- _SUPPLIED RECORDS_:
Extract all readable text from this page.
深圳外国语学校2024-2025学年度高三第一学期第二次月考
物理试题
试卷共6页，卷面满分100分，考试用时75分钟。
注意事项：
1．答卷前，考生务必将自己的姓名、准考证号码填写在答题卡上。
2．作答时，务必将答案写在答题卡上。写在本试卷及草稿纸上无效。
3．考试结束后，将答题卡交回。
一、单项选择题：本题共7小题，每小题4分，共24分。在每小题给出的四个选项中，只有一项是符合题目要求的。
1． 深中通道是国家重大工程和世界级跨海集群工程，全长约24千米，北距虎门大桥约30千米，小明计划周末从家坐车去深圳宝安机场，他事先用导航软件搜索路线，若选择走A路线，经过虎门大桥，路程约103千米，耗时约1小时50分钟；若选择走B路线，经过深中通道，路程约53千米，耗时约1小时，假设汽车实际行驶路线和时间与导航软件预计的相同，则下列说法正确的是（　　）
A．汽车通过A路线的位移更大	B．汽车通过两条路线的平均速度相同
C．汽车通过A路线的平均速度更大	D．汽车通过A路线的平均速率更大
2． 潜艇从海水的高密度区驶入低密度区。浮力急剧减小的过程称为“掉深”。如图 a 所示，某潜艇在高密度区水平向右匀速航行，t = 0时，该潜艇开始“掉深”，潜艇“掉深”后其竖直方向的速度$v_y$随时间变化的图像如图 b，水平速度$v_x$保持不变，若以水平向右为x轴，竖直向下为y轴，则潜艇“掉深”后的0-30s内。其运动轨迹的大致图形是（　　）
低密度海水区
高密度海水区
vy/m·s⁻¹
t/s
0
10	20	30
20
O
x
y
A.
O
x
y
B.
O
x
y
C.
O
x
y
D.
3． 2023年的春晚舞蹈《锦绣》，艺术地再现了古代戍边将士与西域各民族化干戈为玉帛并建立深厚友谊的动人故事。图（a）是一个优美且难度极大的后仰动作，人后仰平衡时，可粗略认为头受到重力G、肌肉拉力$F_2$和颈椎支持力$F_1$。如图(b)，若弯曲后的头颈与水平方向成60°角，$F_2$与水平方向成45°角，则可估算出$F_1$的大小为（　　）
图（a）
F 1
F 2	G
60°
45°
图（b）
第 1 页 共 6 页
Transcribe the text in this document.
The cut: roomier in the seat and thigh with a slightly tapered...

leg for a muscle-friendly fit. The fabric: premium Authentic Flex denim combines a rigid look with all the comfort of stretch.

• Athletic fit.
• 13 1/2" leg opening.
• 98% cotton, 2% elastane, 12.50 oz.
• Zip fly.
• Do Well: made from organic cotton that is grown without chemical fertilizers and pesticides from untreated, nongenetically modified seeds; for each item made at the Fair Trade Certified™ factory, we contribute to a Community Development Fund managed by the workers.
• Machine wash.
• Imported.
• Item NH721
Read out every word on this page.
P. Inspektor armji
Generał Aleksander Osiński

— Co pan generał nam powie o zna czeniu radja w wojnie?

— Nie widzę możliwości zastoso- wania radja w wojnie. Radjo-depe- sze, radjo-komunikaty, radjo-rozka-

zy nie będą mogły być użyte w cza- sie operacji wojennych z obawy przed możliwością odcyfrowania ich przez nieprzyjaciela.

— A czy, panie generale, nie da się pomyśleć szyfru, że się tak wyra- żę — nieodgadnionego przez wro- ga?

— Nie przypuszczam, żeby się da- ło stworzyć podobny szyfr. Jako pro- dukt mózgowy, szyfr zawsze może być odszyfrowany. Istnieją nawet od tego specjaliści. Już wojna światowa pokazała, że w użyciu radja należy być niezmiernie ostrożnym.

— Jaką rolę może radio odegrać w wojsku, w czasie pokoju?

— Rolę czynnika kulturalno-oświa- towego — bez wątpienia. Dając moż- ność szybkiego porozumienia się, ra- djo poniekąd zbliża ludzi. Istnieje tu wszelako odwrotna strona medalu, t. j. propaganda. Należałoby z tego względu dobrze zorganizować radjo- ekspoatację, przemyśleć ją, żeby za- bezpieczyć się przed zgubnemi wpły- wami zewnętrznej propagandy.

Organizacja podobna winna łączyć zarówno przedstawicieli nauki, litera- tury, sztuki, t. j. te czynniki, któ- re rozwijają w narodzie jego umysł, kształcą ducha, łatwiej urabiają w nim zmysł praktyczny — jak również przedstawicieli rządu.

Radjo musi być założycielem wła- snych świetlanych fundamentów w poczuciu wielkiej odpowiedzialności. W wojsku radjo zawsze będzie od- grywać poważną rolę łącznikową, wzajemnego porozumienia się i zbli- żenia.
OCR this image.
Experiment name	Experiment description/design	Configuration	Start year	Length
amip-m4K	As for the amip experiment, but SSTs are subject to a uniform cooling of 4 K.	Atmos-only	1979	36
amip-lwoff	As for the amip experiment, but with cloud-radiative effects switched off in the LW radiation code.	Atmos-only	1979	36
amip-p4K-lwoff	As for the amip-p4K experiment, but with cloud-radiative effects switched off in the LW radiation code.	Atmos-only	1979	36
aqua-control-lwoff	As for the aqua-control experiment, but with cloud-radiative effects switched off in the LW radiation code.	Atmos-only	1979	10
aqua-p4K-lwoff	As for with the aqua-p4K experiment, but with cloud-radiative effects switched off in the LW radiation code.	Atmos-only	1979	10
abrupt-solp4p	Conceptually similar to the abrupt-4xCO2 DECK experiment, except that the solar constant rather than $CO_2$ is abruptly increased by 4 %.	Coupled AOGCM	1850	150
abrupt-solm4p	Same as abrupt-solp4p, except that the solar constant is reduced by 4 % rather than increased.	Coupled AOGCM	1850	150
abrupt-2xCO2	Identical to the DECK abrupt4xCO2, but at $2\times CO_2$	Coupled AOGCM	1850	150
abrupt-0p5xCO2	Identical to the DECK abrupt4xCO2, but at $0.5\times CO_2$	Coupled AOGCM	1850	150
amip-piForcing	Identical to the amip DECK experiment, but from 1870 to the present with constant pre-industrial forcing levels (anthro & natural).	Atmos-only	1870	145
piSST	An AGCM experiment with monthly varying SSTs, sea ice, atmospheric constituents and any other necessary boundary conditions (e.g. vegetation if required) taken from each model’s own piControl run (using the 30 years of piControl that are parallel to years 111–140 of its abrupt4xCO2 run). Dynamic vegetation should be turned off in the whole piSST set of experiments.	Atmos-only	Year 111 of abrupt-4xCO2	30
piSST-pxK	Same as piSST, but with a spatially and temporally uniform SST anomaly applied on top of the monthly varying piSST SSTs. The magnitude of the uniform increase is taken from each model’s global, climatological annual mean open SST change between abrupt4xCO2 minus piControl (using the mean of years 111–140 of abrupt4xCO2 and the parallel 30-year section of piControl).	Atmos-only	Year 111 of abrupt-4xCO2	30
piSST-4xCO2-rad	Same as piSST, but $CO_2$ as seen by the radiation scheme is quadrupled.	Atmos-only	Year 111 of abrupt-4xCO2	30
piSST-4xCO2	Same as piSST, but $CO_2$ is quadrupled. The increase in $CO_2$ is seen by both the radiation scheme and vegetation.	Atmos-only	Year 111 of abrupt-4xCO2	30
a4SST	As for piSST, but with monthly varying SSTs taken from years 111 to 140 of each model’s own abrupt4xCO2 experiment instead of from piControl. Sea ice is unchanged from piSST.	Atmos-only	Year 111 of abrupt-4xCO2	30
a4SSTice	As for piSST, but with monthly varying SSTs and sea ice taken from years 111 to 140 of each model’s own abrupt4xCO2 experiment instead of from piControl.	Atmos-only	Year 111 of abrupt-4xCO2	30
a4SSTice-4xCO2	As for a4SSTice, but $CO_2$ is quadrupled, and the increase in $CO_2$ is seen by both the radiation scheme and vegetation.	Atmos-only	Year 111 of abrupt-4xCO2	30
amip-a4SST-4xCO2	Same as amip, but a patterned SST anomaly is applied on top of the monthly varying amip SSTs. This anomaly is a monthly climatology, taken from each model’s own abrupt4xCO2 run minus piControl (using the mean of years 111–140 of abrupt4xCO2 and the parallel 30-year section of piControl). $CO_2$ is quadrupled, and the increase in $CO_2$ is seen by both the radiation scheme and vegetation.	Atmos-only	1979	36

- _REQUIRED TASK_: In the lines above, locate the string "radiative". Copy every line where it occurs.

- _RESPONSE BELOW_:
amip-lwoff	As for the amip experiment, but with cloud-radiative effects switched off in the LW radiation code.	Atmos-only	1979	36
amip-p4K-lwoff	As for the amip-p4K experiment, but with cloud-radiative effects switched off in the LW radiation code.	Atmos-only	1979	36
aqua-control-lwoff	As for the aqua-control experiment, but with cloud-radiative effects switched off in the LW radiation code.	Atmos-only	1979	10
aqua-p4K-lwoff	As for with the aqua-p4K experiment, but with cloud-radiative effects switched off in the LW radiation code.	Atmos-only	1979	10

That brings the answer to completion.